■ **DATA LISTING**
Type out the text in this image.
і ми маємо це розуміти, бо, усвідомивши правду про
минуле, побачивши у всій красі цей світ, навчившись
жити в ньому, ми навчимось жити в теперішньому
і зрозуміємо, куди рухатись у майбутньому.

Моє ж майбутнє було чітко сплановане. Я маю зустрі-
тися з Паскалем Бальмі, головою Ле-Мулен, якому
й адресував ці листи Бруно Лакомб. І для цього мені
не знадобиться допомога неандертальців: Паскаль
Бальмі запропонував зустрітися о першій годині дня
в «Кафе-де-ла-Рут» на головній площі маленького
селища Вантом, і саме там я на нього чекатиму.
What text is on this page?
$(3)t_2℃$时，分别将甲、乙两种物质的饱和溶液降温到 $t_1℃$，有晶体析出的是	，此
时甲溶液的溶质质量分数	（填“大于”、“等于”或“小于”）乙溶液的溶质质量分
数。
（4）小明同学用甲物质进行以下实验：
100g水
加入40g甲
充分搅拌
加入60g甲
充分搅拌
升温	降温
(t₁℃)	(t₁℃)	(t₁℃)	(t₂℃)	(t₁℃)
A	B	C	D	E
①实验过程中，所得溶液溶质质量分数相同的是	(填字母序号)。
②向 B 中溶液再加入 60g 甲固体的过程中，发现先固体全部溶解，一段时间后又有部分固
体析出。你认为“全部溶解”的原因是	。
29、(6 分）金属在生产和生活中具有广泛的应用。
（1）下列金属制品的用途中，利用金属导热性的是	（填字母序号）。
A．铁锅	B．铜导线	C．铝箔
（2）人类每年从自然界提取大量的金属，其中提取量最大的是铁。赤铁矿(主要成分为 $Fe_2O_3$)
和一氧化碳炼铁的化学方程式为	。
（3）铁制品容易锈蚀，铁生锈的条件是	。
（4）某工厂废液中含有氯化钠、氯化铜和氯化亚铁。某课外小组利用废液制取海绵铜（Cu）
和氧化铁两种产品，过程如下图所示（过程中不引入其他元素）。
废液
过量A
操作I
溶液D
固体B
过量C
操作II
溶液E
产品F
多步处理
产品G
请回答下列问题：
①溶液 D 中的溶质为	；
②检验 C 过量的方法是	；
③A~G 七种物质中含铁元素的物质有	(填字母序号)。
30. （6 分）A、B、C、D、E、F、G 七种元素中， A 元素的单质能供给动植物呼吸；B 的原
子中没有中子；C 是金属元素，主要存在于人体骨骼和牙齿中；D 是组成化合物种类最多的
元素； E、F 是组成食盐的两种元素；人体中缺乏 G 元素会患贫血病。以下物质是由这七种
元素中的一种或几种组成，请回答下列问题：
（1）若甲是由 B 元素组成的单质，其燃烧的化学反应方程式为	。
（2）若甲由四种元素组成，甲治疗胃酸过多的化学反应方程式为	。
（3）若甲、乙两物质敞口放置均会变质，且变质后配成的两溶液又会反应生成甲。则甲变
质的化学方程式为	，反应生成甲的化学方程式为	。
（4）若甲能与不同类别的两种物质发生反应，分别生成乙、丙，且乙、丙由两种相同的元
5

■ **TASK**
Write out the entries in full, exactly as given.

■ **COMPLETE RESPONSE**
Type out the text in this image.
і ми маємо це розуміти, бо, усвідомивши правду про
минуле, побачивши у всій красі цей світ, навчившись
жити в ньому, ми навчимось жити в теперішньому
і зрозуміємо, куди рухатись у майбутньому.

Моє ж майбутнє було чітко сплановане. Я маю зустрі-
тися з Паскалем Бальмі, головою Ле-Мулен, якому
й адресував ці листи Бруно Лакомб. І для цього мені
не знадобиться допомога неандертальців: Паскаль
Бальмі запропонував зустрітися о першій годині дня
в «Кафе-де-ла-Рут» на головній площі маленького
селища Вантом, і саме там я на нього чекатиму.
What text is on this page?
$(3)t_2℃$时，分别将甲、乙两种物质的饱和溶液降温到 $t_1℃$，有晶体析出的是	，此
时甲溶液的溶质质量分数	（填“大于”、“等于”或“小于”）乙溶液的溶质质量分
数。
（4）小明同学用甲物质进行以下实验：
100g水
加入40g甲
充分搅拌
加入60g甲
充分搅拌
升温	降温
(t₁℃)	(t₁℃)	(t₁℃)	(t₂℃)	(t₁℃)
A	B	C	D	E
①实验过程中，所得溶液溶质质量分数相同的是	(填字母序号)。
②向 B 中溶液再加入 60g 甲固体的过程中，发现先固体全部溶解，一段时间后又有部分固
体析出。你认为“全部溶解”的原因是	。
29、(6 分）金属在生产和生活中具有广泛的应用。
（1）下列金属制品的用途中，利用金属导热性的是	（填字母序号）。
A．铁锅	B．铜导线	C．铝箔
（2）人类每年从自然界提取大量的金属，其中提取量最大的是铁。赤铁矿(主要成分为 $Fe_2O_3$)
和一氧化碳炼铁的化学方程式为	。
（3）铁制品容易锈蚀，铁生锈的条件是	。
（4）某工厂废液中含有氯化钠、氯化铜和氯化亚铁。某课外小组利用废液制取海绵铜（Cu）
和氧化铁两种产品，过程如下图所示（过程中不引入其他元素）。
废液
过量A
操作I
溶液D
固体B
过量C
操作II
溶液E
产品F
多步处理
产品G
请回答下列问题：
①溶液 D 中的溶质为	；
②检验 C 过量的方法是	；
③A~G 七种物质中含铁元素的物质有	(填字母序号)。
30. （6 分）A、B、C、D、E、F、G 七种元素中， A 元素的单质能供给动植物呼吸；B 的原
子中没有中子；C 是金属元素，主要存在于人体骨骼和牙齿中；D 是组成化合物种类最多的
元素； E、F 是组成食盐的两种元素；人体中缺乏 G 元素会患贫血病。以下物质是由这七种
元素中的一种或几种组成，请回答下列问题：
（1）若甲是由 B 元素组成的单质，其燃烧的化学反应方程式为	。
（2）若甲由四种元素组成，甲治疗胃酸过多的化学反应方程式为	。
（3）若甲、乙两物质敞口放置均会变质，且变质后配成的两溶液又会反应生成甲。则甲变
质的化学方程式为	，反应生成甲的化学方程式为	。
（4）若甲能与不同类别的两种物质发生反应，分别生成乙、丙，且乙、丙由两种相同的元
5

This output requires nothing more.